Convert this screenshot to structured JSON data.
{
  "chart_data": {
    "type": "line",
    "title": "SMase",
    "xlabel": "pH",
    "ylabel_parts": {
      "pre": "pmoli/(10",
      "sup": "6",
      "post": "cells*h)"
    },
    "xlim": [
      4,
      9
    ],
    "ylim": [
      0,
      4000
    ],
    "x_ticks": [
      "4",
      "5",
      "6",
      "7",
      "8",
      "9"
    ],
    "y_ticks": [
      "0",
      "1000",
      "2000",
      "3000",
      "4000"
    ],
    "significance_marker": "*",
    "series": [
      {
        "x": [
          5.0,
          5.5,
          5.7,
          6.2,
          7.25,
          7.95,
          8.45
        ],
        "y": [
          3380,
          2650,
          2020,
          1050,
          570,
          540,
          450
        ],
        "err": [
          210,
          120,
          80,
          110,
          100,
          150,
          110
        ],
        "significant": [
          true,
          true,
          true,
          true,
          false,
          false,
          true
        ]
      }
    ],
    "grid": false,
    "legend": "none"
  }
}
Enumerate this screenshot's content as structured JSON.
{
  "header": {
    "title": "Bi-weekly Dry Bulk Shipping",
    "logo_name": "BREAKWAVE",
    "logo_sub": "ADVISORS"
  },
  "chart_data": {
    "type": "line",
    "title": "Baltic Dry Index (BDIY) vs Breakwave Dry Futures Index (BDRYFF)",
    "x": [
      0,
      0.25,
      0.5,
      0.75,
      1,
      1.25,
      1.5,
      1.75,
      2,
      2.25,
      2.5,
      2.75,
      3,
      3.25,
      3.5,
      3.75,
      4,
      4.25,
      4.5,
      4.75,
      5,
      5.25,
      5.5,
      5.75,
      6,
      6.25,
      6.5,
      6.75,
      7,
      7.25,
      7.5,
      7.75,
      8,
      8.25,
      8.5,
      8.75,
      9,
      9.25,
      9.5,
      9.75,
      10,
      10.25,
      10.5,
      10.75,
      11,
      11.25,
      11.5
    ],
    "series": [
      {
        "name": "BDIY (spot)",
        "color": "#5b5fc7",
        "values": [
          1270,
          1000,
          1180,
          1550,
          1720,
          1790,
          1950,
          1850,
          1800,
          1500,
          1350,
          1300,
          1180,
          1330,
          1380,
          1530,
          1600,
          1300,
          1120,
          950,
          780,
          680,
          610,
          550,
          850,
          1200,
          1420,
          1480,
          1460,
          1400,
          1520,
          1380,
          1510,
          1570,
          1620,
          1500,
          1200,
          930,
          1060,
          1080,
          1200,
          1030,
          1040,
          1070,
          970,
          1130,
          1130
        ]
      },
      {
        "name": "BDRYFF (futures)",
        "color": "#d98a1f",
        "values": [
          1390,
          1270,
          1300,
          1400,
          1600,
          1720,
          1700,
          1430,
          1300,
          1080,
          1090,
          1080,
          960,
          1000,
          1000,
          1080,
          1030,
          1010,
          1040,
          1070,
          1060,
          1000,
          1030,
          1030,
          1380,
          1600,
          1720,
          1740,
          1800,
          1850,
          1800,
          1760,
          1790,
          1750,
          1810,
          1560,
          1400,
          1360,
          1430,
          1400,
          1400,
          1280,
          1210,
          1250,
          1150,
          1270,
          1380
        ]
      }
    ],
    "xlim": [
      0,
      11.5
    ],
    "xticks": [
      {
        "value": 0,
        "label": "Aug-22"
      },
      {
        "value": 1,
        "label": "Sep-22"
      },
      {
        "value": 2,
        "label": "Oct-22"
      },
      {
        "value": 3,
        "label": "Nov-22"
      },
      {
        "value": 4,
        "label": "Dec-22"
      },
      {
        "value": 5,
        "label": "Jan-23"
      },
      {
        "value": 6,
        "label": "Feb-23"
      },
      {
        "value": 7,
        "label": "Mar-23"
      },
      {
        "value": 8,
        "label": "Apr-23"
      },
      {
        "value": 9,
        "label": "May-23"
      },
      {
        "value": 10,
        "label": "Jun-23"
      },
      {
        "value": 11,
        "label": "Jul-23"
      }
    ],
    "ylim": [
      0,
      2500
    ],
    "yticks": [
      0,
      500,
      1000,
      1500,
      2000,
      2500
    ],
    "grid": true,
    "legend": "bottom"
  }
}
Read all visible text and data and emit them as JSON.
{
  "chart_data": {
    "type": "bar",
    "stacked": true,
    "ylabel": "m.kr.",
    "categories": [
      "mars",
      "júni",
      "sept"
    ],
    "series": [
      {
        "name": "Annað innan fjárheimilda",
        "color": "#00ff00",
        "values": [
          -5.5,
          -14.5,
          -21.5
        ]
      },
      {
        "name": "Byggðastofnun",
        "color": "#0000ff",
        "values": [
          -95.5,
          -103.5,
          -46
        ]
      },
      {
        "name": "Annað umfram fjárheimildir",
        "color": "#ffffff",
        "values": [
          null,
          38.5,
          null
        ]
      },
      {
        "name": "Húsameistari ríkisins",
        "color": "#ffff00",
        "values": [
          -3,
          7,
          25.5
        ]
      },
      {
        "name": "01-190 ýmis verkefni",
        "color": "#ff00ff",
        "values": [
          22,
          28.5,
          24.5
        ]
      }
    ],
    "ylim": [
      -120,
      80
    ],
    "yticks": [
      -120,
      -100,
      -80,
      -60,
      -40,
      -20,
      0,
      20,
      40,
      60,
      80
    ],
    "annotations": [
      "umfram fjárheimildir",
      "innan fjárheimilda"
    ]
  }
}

● TASK BRIEF
Extract every record and return it verbatim.

● RESPONSE TO THIS EXERCISE
Convert this screenshot to structured JSON data.
{
  "chart_data": {
    "type": "line",
    "title": "SMase",
    "xlabel": "pH",
    "ylabel_parts": {
      "pre": "pmoli/(10",
      "sup": "6",
      "post": "cells*h)"
    },
    "xlim": [
      4,
      9
    ],
    "ylim": [
      0,
      4000
    ],
    "x_ticks": [
      "4",
      "5",
      "6",
      "7",
      "8",
      "9"
    ],
    "y_ticks": [
      "0",
      "1000",
      "2000",
      "3000",
      "4000"
    ],
    "significance_marker": "*",
    "series": [
      {
        "x": [
          5.0,
          5.5,
          5.7,
          6.2,
          7.25,
          7.95,
          8.45
        ],
        "y": [
          3380,
          2650,
          2020,
          1050,
          570,
          540,
          450
        ],
        "err": [
          210,
          120,
          80,
          110,
          100,
          150,
          110
        ],
        "significant": [
          true,
          true,
          true,
          true,
          false,
          false,
          true
        ]
      }
    ],
    "grid": false,
    "legend": "none"
  }
}
Enumerate this screenshot's content as structured JSON.
{
  "header": {
    "title": "Bi-weekly Dry Bulk Shipping",
    "logo_name": "BREAKWAVE",
    "logo_sub": "ADVISORS"
  },
  "chart_data": {
    "type": "line",
    "title": "Baltic Dry Index (BDIY) vs Breakwave Dry Futures Index (BDRYFF)",
    "x": [
      0,
      0.25,
      0.5,
      0.75,
      1,
      1.25,
      1.5,
      1.75,
      2,
      2.25,
      2.5,
      2.75,
      3,
      3.25,
      3.5,
      3.75,
      4,
      4.25,
      4.5,
      4.75,
      5,
      5.25,
      5.5,
      5.75,
      6,
      6.25,
      6.5,
      6.75,
      7,
      7.25,
      7.5,
      7.75,
      8,
      8.25,
      8.5,
      8.75,
      9,
      9.25,
      9.5,
      9.75,
      10,
      10.25,
      10.5,
      10.75,
      11,
      11.25,
      11.5
    ],
    "series": [
      {
        "name": "BDIY (spot)",
        "color": "#5b5fc7",
        "values": [
          1270,
          1000,
          1180,
          1550,
          1720,
          1790,
          1950,
          1850,
          1800,
          1500,
          1350,
          1300,
          1180,
          1330,
          1380,
          1530,
          1600,
          1300,
          1120,
          950,
          780,
          680,
          610,
          550,
          850,
          1200,
          1420,
          1480,
          1460,
          1400,
          1520,
          1380,
          1510,
          1570,
          1620,
          1500,
          1200,
          930,
          1060,
          1080,
          1200,
          1030,
          1040,
          1070,
          970,
          1130,
          1130
        ]
      },
      {
        "name": "BDRYFF (futures)",
        "color": "#d98a1f",
        "values": [
          1390,
          1270,
          1300,
          1400,
          1600,
          1720,
          1700,
          1430,
          1300,
          1080,
          1090,
          1080,
          960,
          1000,
          1000,
          1080,
          1030,
          1010,
          1040,
          1070,
          1060,
          1000,
          1030,
          1030,
          1380,
          1600,
          1720,
          1740,
          1800,
          1850,
          1800,
          1760,
          1790,
          1750,
          1810,
          1560,
          1400,
          1360,
          1430,
          1400,
          1400,
          1280,
          1210,
          1250,
          1150,
          1270,
          1380
        ]
      }
    ],
    "xlim": [
      0,
      11.5
    ],
    "xticks": [
      {
        "value": 0,
        "label": "Aug-22"
      },
      {
        "value": 1,
        "label": "Sep-22"
      },
      {
        "value": 2,
        "label": "Oct-22"
      },
      {
        "value": 3,
        "label": "Nov-22"
      },
      {
        "value": 4,
        "label": "Dec-22"
      },
      {
        "value": 5,
        "label": "Jan-23"
      },
      {
        "value": 6,
        "label": "Feb-23"
      },
      {
        "value": 7,
        "label": "Mar-23"
      },
      {
        "value": 8,
        "label": "Apr-23"
      },
      {
        "value": 9,
        "label": "May-23"
      },
      {
        "value": 10,
        "label": "Jun-23"
      },
      {
        "value": 11,
        "label": "Jul-23"
      }
    ],
    "ylim": [
      0,
      2500
    ],
    "yticks": [
      0,
      500,
      1000,
      1500,
      2000,
      2500
    ],
    "grid": true,
    "legend": "bottom"
  }
}
Read all visible text and data and emit them as JSON.
{
  "chart_data": {
    "type": "bar",
    "stacked": true,
    "ylabel": "m.kr.",
    "categories": [
      "mars",
      "júni",
      "sept"
    ],
    "series": [
      {
        "name": "Annað innan fjárheimilda",
        "color": "#00ff00",
        "values": [
          -5.5,
          -14.5,
          -21.5
        ]
      },
      {
        "name": "Byggðastofnun",
        "color": "#0000ff",
        "values": [
          -95.5,
          -103.5,
          -46
        ]
      },
      {
        "name": "Annað umfram fjárheimildir",
        "color": "#ffffff",
        "values": [
          null,
          38.5,
          null
        ]
      },
      {
        "name": "Húsameistari ríkisins",
        "color": "#ffff00",
        "values": [
          -3,
          7,
          25.5
        ]
      },
      {
        "name": "01-190 ýmis verkefni",
        "color": "#ff00ff",
        "values": [
          22,
          28.5,
          24.5
        ]
      }
    ],
    "ylim": [
      -120,
      80
    ],
    "yticks": [
      -120,
      -100,
      -80,
      -60,
      -40,
      -20,
      0,
      20,
      40,
      60,
      80
    ],
    "annotations": [
      "umfram fjárheimildir",
      "innan fjárheimilda"
    ]
  }
}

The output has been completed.